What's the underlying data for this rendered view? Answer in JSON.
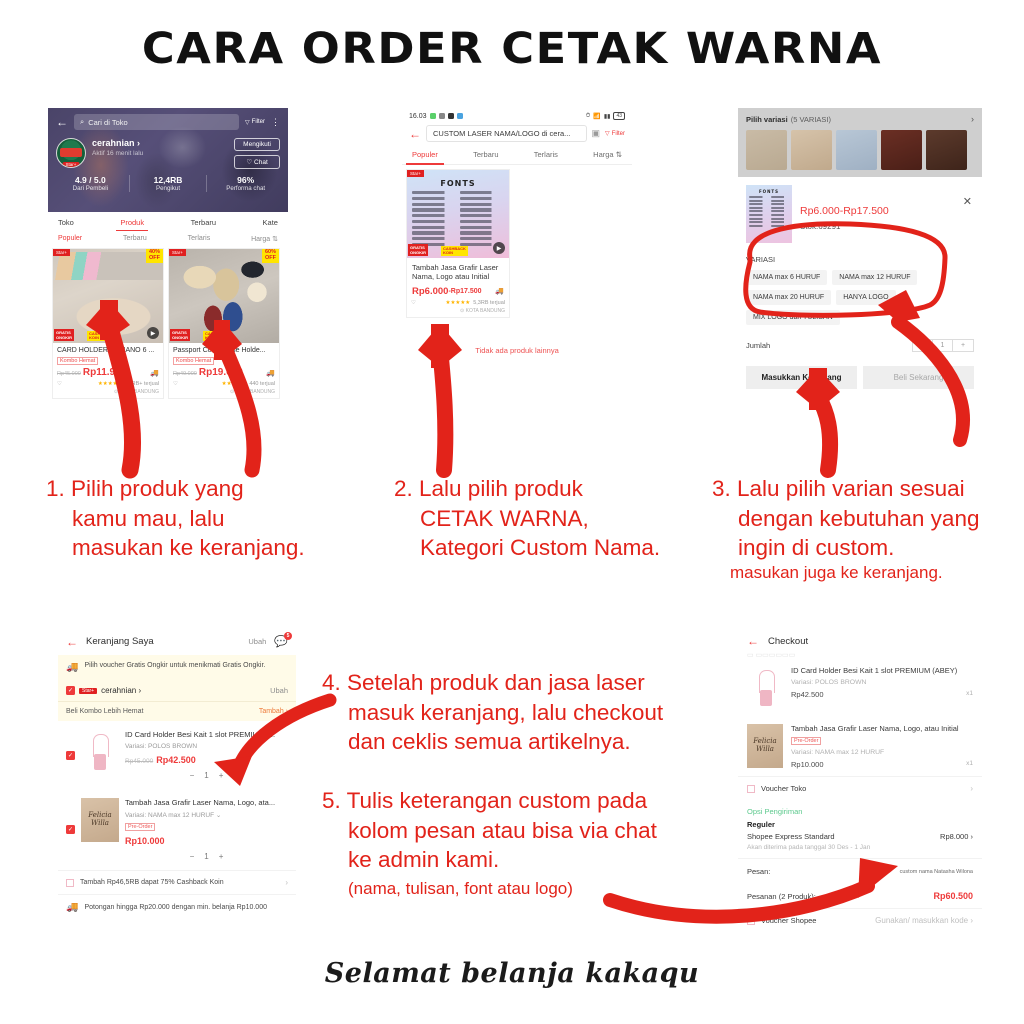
{
  "title": "CARA ORDER CETAK WARNA",
  "footer": "Selamat belanja kakaqu",
  "steps": {
    "step1": "1. Pilih produk yang\nkamu mau, lalu\nmasukan ke keranjang.",
    "step2": "2. Lalu pilih produk\nCETAK WARNA,\nKategori Custom Nama.",
    "step3": "3. Lalu pilih varian sesuai\ndengan kebutuhan yang\ningin di custom.",
    "step3_sub": "masukan juga ke keranjang.",
    "step4": "4. Setelah produk dan jasa laser\nmasuk keranjang, lalu checkout\ndan ceklis semua artikelnya.",
    "step5": "5. Tulis keterangan custom pada\nkolom pesan atau bisa via chat\nke admin kami.",
    "step5_sub": "(nama, tulisan, font atau logo)"
  },
  "shot1": {
    "search_placeholder": "Cari di Toko",
    "filter_label": "Filter",
    "store_name": "cerahnian",
    "store_status": "Aktif 16 menit lalu",
    "badge": "Star+",
    "follow_button": "Mengikuti",
    "chat_button": "Chat",
    "stats": [
      {
        "value": "4.9 / 5.0",
        "label": "Dari Pembeli"
      },
      {
        "value": "12,4RB",
        "label": "Pengikut"
      },
      {
        "value": "96%",
        "label": "Performa chat"
      }
    ],
    "tabs": [
      "Toko",
      "Produk",
      "Terbaru",
      "Kate"
    ],
    "active_tab": "Produk",
    "subtabs": [
      "Populer",
      "Terbaru",
      "Terlaris",
      "Harga"
    ],
    "active_subtab": "Populer",
    "products": [
      {
        "star_tag": "Star+",
        "discount": "40%\nOFF",
        "ship_tag": "GRATIS ONGKIR XTRA",
        "cash_tag": "CASHBACK KOIN",
        "title": "CARD HOLDER SAFIANO 6 ...",
        "kombo": "Kombo Hemat",
        "old_price": "Rp45.000",
        "price": "Rp11.900",
        "sold": "10RB+ terjual",
        "location": "KOTA BANDUNG"
      },
      {
        "star_tag": "Star+",
        "discount": "60%\nOFF",
        "ship_tag": "GRATIS ONGKIR XTRA",
        "cash_tag": "CASHBACK KOIN",
        "title": "Passport Cover Case Holde...",
        "kombo": "Kombo Hemat",
        "old_price": "Rp49.000",
        "price": "Rp19.600",
        "sold": "440 terjual",
        "location": "KOTA BANDUNG"
      }
    ]
  },
  "shot2": {
    "status_time": "16.03",
    "search_value": "CUSTOM LASER NAMA/LOGO di cera...",
    "filter_label": "Filter",
    "tabs": [
      "Populer",
      "Terbaru",
      "Terlaris",
      "Harga"
    ],
    "active_tab": "Populer",
    "card": {
      "star_tag": "Star+",
      "image_heading": "FONTS",
      "title": "Tambah Jasa Grafir Laser Nama, Logo atau Initial",
      "price": "Rp6.000",
      "price_range": "-Rp17.500",
      "sold": "5,3RB terjual",
      "location": "KOTA BANDUNG"
    },
    "empty_text": "Tidak ada produk lainnya"
  },
  "shot3": {
    "variation_header": "Pilih variasi",
    "variation_count": "(5 VARIASI)",
    "price": "Rp6.000-Rp17.500",
    "stock": "Stok:69291",
    "variation_label": "VARIASI",
    "variations": [
      "NAMA max 6 HURUF",
      "NAMA max 12 HURUF",
      "NAMA max 20 HURUF",
      "HANYA LOGO",
      "MIX LOGO dan TULISAN"
    ],
    "quantity_label": "Jumlah",
    "quantity_value": "1",
    "add_to_cart": "Masukkan Keranjang",
    "buy_now": "Beli Sekarang"
  },
  "shot4": {
    "title": "Keranjang Saya",
    "edit": "Ubah",
    "chat_count": "5",
    "voucher_text": "Pilih voucher Gratis Ongkir untuk menikmati Gratis Ongkir.",
    "store_badge": "Star+",
    "store_name": "cerahnian",
    "store_edit": "Ubah",
    "kombo_text": "Beli Kombo Lebih Hemat",
    "kombo_action": "Tambah",
    "items": [
      {
        "name": "ID Card Holder Besi Kait 1 slot PREMIUM (...",
        "variant": "Variasi: POLOS BROWN",
        "old_price": "Rp45.000",
        "price": "Rp42.500",
        "qty": "1"
      },
      {
        "name": "Tambah Jasa Grafir Laser Nama, Logo, ata...",
        "variant": "Variasi: NAMA max 12 HURUF",
        "badge": "Pre-Order",
        "price": "Rp10.000",
        "qty": "1"
      }
    ],
    "promo1": "Tambah Rp46,5RB dapat 75% Cashback Koin",
    "promo2": "Potongan hingga Rp20.000 dengan min. belanja Rp10.000"
  },
  "shot5": {
    "title": "Checkout",
    "items": [
      {
        "name": "ID Card Holder Besi Kait 1 slot PREMIUM (ABEY)",
        "variant": "Variasi: POLOS BROWN",
        "price": "Rp42.500",
        "qty": "x1"
      },
      {
        "name": "Tambah Jasa Grafir Laser Nama, Logo, atau Initial",
        "badge": "Pre-Order",
        "variant": "Variasi: NAMA max 12 HURUF",
        "price": "Rp10.000",
        "qty": "x1"
      }
    ],
    "voucher_toko": "Voucher Toko",
    "shipping_label": "Opsi Pengiriman",
    "shipping_type": "Reguler",
    "shipping_name": "Shopee Express Standard",
    "shipping_price": "Rp8.000",
    "shipping_note": "Akan diterima pada tanggal 30 Des - 1 Jan",
    "message_label": "Pesan:",
    "message_value": "custom nama Natasha Wilona",
    "total_label": "Pesanan (2 Produk):",
    "total_value": "Rp60.500",
    "voucher_shopee": "Voucher Shopee",
    "voucher_shopee_action": "Gunakan/ masukkan kode"
  },
  "colors": {
    "accent_red": "#e2231a",
    "shopee_red": "#ee3a3a",
    "green": "#2fbf6b",
    "yellow": "#ffe500"
  }
}
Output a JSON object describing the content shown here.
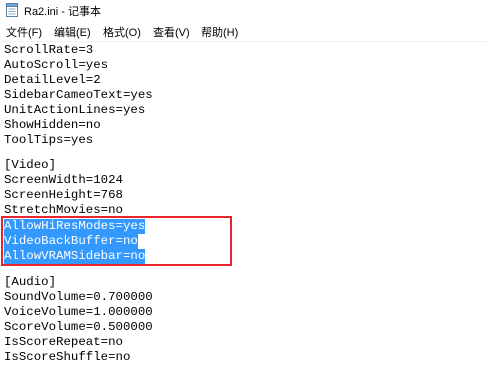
{
  "window": {
    "title": "Ra2.ini - 记事本",
    "icon": "notepad-icon"
  },
  "menu": {
    "file": "文件(F)",
    "edit": "编辑(E)",
    "format": "格式(O)",
    "view": "查看(V)",
    "help": "帮助(H)"
  },
  "editor": {
    "lines": [
      "ScrollRate=3",
      "AutoScroll=yes",
      "DetailLevel=2",
      "SidebarCameoText=yes",
      "UnitActionLines=yes",
      "ShowHidden=no",
      "ToolTips=yes",
      "",
      "[Video]",
      "ScreenWidth=1024",
      "ScreenHeight=768",
      "StretchMovies=no",
      "AllowHiResModes=yes",
      "VideoBackBuffer=no",
      "AllowVRAMSidebar=no",
      "",
      "[Audio]",
      "SoundVolume=0.700000",
      "VoiceVolume=1.000000",
      "ScoreVolume=0.500000",
      "IsScoreRepeat=no",
      "IsScoreShuffle=no"
    ]
  },
  "colors": {
    "selection": "#3399ff",
    "annotation_box": "#e8242c"
  }
}
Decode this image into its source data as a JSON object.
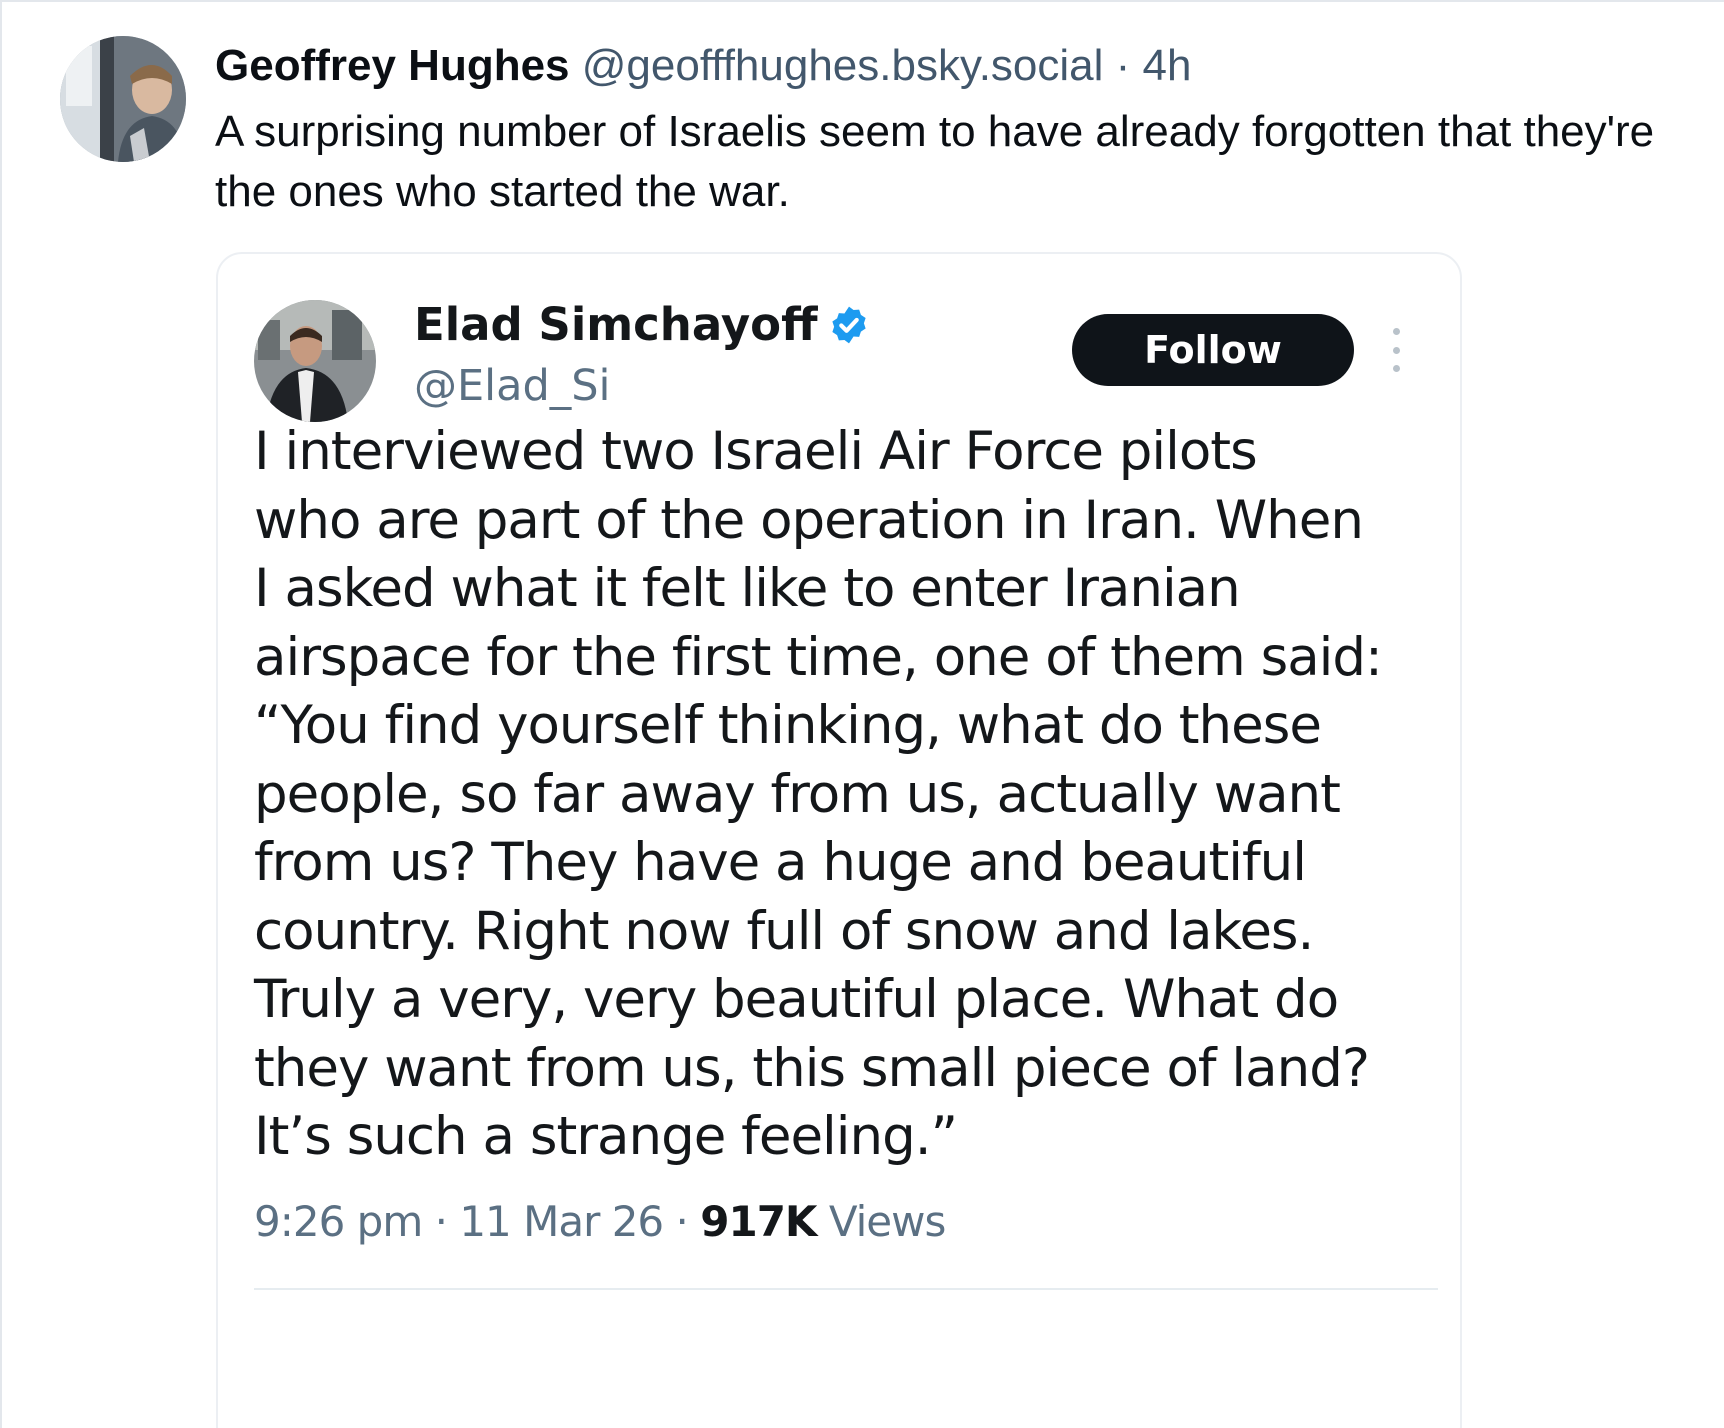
{
  "post": {
    "author_name": "Geoffrey Hughes",
    "handle": "@geofffhughes.bsky.social",
    "separator": "·",
    "time_ago": "4h",
    "text": "A surprising number of Israelis seem to have already forgotten that they're the ones who started the war.",
    "avatar_icon": "person-photo-avatar"
  },
  "embed": {
    "author_name": "Elad Simchayoff",
    "verified_icon": "verified-badge-icon",
    "verified_color": "#1d9bf0",
    "handle": "@Elad_Si",
    "follow_label": "Follow",
    "more_icon": "vertical-ellipsis-icon",
    "body": "I interviewed two Israeli Air Force pilots\nwho are part of the operation in Iran. When\nI asked what it felt like to enter Iranian\nairspace for the first time, one of them said:\n“You find yourself thinking, what do these\npeople, so far away from us, actually want\nfrom us? They have a huge and beautiful\ncountry. Right now full of snow and lakes.\nTruly a very, very beautiful place. What do\nthey want from us, this small piece of land?\nIt’s such a strange feeling.”",
    "time": "9:26 pm",
    "separator": "·",
    "date": "11 Mar 26",
    "views_count": "917K",
    "views_label": "Views",
    "avatar_icon": "person-photo-avatar"
  }
}
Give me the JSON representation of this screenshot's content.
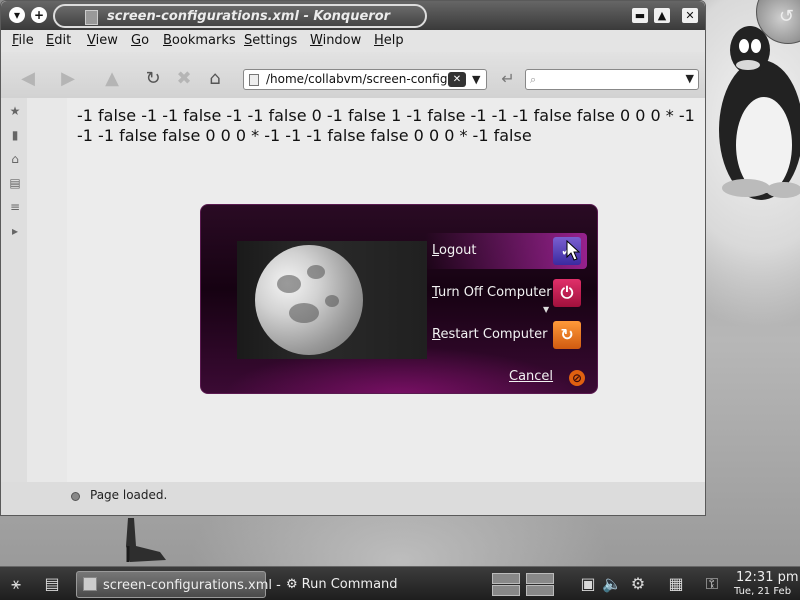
{
  "window": {
    "title": "screen-configurations.xml - Konqueror"
  },
  "menubar": {
    "items": [
      {
        "accel": "F",
        "rest": "ile"
      },
      {
        "accel": "E",
        "rest": "dit"
      },
      {
        "accel": "V",
        "rest": "iew"
      },
      {
        "accel": "G",
        "rest": "o"
      },
      {
        "accel": "B",
        "rest": "ookmarks"
      },
      {
        "accel": "S",
        "rest": "ettings"
      },
      {
        "accel": "W",
        "rest": "indow"
      },
      {
        "accel": "H",
        "rest": "elp"
      }
    ]
  },
  "toolbar": {
    "url_value": "/home/collabvm/screen-config",
    "search_value": ""
  },
  "content": {
    "text": "-1 false -1 -1 false -1 -1 false 0 -1 false 1 -1 false -1 -1 -1 false false 0 0 0 * -1 -1 -1 false false 0 0 0 * -1 -1 -1 false false 0 0 0 * -1 false"
  },
  "statusbar": {
    "text": "Page loaded."
  },
  "logout_dialog": {
    "buttons": [
      {
        "accel": "L",
        "rest": "ogout",
        "icon": "logout-icon"
      },
      {
        "accel": "T",
        "rest": "urn Off Computer",
        "icon": "power-icon"
      },
      {
        "accel": "R",
        "rest": "estart Computer",
        "icon": "restart-icon"
      }
    ],
    "cancel": {
      "accel": "C",
      "rest": "ancel"
    }
  },
  "taskbar": {
    "tasks": [
      {
        "label": "screen-configurations.xml -",
        "icon": "document-icon",
        "current": true
      },
      {
        "label": "Run Command",
        "icon": "gear-icon",
        "current": false
      }
    ],
    "clock": {
      "time": "12:31 pm",
      "date": "Tue, 21 Feb"
    }
  },
  "colors": {
    "dialog_bg": "#160212",
    "dialog_accent": "#b428aa",
    "taskbar_bg": "#2a2a2a"
  }
}
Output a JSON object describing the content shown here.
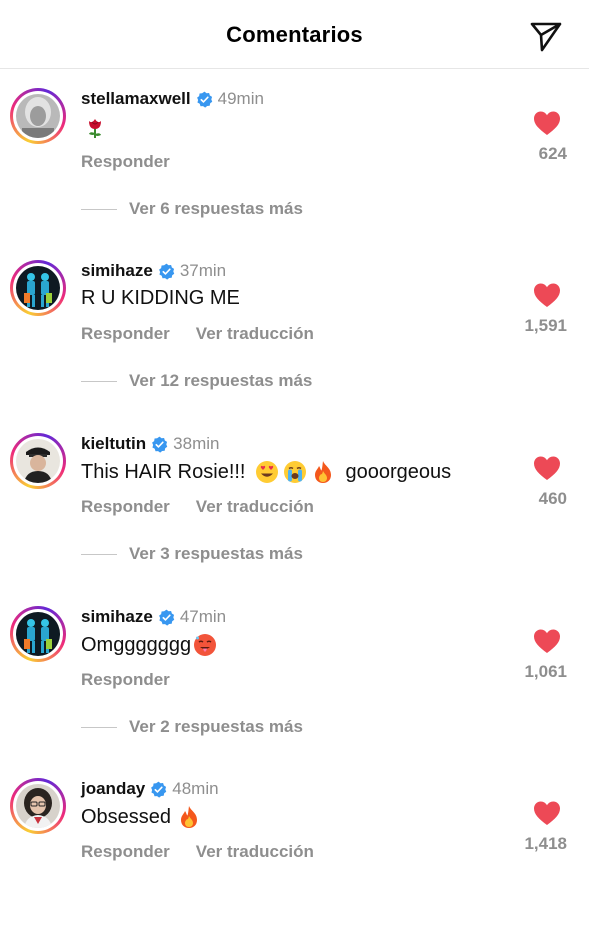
{
  "header": {
    "title": "Comentarios",
    "send_icon": "paper-plane-icon"
  },
  "colors": {
    "like": "#ed4956",
    "verified": "#3897f0",
    "secondary_text": "#8e8e8e"
  },
  "comments": [
    {
      "username": "stellamaxwell",
      "time": "49min",
      "text": "",
      "emoji_after": "rose",
      "actions": [
        "Responder"
      ],
      "likes": "624",
      "replies": "Ver 6 respuestas más",
      "verified": true
    },
    {
      "username": "simihaze",
      "time": "37min",
      "text": "R U KIDDING ME",
      "emoji_after": "",
      "actions": [
        "Responder",
        "Ver traducción"
      ],
      "likes": "1,591",
      "replies": "Ver 12 respuestas más",
      "verified": true
    },
    {
      "username": "kieltutin",
      "time": "38min",
      "text": "This HAIR Rosie!!!",
      "text_after": "gooorgeous",
      "emojis": [
        "heart-eyes-face",
        "crying-face",
        "fire"
      ],
      "actions": [
        "Responder",
        "Ver traducción"
      ],
      "likes": "460",
      "replies": "Ver 3 respuestas más",
      "verified": true
    },
    {
      "username": "simihaze",
      "time": "47min",
      "text": "Omggggggg",
      "emoji_after": "hot-face",
      "actions": [
        "Responder"
      ],
      "likes": "1,061",
      "replies": "Ver 2 respuestas más",
      "verified": true
    },
    {
      "username": "joanday",
      "time": "48min",
      "text": "Obsessed",
      "emoji_after": "fire",
      "actions": [
        "Responder",
        "Ver traducción"
      ],
      "likes": "1,418",
      "replies": "",
      "verified": true
    }
  ]
}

THE EXERCISE: For each line in the data above that contains the string "Populer", extract the line.

RESPONSE TO THIS EXERCISE:
      "Populer",
    "active_subtab": "Populer",
      "Populer",
    "active_tab": "Populer",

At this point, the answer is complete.